## PROBLEM REQUIREMENTS
Only a number is wanted: how many lines of the entries include the string "points"?

start

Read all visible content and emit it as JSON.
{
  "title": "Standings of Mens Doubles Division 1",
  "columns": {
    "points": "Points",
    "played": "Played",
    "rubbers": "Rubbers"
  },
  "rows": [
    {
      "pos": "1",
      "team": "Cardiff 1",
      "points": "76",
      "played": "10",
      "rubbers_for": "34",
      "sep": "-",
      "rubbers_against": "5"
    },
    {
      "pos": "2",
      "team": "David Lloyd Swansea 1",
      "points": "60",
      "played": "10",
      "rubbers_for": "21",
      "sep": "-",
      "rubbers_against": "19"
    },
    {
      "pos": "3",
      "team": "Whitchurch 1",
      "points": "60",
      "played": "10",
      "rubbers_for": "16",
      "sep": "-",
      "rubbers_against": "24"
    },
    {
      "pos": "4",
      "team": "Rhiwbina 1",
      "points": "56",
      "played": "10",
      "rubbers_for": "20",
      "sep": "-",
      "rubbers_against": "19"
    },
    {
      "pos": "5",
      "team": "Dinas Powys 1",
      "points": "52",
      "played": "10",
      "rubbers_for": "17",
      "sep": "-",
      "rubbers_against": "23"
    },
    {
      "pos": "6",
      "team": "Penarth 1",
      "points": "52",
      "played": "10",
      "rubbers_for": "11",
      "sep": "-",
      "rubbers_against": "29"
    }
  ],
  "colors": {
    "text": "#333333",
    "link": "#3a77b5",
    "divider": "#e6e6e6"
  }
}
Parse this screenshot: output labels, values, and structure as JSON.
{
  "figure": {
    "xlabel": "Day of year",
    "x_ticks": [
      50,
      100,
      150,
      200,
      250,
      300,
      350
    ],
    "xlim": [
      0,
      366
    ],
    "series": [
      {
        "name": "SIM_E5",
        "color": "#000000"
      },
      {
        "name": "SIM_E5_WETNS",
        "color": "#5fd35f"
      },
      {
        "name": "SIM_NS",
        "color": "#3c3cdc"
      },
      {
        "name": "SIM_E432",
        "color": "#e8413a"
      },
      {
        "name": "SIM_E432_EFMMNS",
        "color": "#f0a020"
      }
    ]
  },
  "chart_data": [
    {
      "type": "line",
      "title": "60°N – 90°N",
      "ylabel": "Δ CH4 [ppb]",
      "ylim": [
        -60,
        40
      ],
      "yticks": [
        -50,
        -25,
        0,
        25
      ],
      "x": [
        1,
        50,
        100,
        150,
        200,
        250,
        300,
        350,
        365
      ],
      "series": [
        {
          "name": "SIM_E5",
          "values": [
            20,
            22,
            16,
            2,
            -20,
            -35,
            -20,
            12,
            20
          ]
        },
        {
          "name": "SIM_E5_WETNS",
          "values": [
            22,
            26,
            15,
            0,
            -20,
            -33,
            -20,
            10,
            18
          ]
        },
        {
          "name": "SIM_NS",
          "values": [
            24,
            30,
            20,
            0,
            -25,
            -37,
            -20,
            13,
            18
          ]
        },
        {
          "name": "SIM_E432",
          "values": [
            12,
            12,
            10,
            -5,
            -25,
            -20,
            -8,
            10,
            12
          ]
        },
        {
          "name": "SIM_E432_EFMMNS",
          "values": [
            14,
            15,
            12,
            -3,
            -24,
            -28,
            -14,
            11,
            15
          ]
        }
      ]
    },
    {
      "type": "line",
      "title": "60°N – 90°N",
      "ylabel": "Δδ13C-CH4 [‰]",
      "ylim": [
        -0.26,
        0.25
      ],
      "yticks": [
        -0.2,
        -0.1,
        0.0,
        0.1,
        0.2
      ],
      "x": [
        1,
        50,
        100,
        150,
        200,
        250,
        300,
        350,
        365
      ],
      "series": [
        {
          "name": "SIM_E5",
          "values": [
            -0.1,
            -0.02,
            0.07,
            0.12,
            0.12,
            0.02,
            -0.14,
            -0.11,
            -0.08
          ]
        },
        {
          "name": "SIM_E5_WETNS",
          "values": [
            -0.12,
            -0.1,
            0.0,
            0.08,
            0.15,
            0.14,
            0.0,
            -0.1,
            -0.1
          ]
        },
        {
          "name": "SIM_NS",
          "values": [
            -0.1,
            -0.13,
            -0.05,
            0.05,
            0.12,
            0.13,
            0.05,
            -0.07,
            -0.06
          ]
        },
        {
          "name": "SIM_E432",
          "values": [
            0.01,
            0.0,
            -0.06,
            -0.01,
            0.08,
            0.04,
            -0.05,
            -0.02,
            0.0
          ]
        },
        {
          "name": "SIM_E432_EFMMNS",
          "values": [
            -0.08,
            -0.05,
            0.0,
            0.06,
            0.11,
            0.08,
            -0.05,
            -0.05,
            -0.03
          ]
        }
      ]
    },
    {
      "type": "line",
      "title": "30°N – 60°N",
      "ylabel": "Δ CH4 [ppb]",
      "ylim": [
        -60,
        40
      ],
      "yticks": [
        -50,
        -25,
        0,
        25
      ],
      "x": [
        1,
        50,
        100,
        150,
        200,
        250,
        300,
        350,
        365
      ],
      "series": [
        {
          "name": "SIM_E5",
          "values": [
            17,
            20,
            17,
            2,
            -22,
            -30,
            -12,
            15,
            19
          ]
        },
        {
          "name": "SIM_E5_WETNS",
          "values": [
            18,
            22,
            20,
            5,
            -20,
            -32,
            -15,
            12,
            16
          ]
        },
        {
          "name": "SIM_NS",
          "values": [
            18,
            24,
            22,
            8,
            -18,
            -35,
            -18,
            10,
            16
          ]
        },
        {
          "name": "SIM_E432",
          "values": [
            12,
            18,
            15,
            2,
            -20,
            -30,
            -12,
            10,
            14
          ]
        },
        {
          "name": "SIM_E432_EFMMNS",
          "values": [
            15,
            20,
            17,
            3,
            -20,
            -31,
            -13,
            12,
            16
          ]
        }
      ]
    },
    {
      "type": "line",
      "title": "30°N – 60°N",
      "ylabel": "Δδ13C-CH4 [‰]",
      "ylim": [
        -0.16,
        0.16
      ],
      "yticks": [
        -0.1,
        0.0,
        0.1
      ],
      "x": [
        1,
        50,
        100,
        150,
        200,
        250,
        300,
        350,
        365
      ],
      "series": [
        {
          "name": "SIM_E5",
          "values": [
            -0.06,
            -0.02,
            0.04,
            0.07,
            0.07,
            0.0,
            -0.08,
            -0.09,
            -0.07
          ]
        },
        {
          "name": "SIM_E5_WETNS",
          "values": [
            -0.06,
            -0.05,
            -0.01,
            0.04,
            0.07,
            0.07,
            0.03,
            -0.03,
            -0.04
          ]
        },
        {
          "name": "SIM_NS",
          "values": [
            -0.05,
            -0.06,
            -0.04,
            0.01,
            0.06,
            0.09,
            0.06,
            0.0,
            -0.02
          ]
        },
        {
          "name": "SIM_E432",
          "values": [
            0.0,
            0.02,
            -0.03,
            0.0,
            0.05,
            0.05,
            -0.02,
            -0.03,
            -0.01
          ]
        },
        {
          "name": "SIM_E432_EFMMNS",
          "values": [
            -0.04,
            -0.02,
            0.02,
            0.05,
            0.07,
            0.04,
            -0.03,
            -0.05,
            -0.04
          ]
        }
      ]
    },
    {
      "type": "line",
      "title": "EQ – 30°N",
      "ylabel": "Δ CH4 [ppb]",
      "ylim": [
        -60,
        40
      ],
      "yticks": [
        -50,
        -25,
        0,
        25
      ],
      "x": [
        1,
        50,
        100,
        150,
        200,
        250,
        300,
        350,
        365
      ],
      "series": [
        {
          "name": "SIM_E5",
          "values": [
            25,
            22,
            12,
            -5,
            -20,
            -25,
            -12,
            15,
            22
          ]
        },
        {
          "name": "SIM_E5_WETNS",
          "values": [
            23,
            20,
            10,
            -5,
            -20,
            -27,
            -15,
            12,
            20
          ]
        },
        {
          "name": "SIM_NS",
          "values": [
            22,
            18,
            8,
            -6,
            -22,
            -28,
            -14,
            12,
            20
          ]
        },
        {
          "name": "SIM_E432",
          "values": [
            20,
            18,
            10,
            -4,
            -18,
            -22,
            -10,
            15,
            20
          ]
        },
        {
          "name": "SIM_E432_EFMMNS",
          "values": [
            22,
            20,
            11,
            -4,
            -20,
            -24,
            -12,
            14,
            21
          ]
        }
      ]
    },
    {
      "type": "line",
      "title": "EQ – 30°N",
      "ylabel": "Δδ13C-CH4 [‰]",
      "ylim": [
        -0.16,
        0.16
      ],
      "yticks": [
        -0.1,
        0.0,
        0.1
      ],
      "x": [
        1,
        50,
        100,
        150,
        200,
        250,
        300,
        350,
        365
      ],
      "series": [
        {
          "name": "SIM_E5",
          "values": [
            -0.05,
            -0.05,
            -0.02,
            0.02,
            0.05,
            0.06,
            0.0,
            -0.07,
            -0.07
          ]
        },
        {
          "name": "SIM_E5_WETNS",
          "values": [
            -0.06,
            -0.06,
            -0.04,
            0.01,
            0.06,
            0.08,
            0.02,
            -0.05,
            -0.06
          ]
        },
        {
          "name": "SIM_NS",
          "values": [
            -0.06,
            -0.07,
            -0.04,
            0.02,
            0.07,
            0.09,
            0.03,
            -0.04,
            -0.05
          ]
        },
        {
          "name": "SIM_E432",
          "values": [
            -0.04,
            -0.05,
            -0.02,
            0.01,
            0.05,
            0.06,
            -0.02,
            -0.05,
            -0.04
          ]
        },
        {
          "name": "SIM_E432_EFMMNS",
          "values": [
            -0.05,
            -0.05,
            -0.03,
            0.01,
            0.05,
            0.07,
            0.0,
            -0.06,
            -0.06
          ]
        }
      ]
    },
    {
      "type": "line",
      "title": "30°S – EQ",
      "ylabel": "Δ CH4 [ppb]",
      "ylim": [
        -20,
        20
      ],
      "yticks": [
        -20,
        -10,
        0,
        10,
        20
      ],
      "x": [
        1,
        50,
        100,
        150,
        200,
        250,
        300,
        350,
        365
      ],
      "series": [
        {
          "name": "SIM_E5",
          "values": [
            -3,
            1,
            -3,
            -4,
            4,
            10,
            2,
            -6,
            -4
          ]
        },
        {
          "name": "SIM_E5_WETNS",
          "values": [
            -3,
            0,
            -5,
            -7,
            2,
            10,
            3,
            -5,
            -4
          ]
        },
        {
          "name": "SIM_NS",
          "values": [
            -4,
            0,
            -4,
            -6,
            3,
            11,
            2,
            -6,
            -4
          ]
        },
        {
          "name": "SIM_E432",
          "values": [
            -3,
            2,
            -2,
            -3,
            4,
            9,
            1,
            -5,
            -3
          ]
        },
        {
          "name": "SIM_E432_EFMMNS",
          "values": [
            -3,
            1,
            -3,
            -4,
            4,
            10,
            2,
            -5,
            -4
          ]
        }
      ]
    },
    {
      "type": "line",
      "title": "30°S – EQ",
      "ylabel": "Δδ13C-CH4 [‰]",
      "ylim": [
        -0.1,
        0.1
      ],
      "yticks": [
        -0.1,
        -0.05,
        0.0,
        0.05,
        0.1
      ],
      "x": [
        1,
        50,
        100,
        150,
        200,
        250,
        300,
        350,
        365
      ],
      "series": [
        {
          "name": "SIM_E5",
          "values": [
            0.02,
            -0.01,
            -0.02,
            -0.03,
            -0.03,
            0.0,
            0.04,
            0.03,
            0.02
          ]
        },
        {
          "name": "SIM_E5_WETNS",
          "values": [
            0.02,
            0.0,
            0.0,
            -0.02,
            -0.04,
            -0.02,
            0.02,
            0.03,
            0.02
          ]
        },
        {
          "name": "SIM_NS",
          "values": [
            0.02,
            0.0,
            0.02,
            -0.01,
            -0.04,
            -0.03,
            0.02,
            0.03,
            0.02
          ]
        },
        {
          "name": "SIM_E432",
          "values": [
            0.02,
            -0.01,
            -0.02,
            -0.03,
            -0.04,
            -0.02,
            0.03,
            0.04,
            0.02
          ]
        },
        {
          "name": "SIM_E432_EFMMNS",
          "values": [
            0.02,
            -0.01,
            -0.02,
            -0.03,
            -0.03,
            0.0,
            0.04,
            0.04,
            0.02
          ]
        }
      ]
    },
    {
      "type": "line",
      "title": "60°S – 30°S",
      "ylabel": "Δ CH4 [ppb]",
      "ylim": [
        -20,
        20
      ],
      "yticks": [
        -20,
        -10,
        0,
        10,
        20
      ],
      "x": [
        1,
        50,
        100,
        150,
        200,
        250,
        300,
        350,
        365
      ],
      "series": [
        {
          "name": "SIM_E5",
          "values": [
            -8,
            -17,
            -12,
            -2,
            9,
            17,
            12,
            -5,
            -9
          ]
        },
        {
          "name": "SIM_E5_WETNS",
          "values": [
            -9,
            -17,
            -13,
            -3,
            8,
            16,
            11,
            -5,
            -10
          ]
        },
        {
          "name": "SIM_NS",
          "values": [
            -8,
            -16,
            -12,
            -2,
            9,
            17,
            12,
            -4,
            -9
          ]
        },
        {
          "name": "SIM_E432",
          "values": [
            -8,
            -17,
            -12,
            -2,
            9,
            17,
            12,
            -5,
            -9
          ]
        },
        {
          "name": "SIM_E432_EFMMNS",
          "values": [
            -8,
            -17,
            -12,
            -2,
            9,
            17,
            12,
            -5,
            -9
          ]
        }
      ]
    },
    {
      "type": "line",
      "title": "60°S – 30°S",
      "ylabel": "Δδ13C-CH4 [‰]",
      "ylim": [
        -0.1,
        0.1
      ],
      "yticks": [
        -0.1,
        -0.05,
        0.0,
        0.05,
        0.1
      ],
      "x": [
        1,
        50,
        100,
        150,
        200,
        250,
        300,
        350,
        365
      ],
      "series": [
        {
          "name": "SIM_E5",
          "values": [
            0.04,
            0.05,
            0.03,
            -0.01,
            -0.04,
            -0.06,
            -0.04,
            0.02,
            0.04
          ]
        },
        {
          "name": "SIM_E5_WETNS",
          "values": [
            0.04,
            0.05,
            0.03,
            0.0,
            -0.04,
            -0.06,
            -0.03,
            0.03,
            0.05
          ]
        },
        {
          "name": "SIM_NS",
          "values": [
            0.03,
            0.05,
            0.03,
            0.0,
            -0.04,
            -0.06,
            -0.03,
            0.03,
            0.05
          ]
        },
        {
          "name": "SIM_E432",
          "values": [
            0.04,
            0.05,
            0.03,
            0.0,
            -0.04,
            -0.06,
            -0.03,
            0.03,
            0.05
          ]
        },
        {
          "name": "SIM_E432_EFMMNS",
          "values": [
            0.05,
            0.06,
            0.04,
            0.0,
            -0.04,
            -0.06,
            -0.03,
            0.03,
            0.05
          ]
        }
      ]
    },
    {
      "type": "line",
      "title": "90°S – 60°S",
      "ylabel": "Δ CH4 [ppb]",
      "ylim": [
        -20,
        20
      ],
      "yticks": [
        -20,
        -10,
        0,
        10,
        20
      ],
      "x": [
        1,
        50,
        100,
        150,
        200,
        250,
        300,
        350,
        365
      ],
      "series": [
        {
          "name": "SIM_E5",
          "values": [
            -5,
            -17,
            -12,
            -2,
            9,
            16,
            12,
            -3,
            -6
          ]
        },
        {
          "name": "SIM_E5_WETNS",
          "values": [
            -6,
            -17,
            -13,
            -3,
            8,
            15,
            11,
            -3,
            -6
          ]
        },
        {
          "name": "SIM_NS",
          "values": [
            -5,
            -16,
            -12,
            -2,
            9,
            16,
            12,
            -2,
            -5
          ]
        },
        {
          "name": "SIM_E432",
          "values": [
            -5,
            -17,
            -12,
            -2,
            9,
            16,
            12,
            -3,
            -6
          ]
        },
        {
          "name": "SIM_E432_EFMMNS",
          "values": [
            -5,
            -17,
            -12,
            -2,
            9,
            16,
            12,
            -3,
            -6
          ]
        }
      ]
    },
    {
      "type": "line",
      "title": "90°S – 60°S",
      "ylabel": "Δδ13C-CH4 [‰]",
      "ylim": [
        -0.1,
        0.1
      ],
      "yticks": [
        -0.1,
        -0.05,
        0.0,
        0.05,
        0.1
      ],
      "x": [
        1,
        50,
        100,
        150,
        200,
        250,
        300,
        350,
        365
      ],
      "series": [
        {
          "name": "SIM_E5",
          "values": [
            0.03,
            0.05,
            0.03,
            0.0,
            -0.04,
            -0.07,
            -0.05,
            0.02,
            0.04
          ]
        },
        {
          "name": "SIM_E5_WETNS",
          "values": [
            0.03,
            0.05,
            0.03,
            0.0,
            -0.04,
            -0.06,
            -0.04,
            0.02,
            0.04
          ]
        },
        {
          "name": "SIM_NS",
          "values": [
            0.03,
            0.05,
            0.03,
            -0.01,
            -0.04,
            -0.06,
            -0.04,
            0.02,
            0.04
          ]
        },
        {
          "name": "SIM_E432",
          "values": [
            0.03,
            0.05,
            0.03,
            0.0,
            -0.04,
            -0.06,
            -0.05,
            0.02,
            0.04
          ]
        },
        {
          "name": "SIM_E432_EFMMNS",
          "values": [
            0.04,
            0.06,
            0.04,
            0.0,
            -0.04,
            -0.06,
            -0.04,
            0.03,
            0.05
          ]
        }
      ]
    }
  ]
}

end

## RESPONSE
7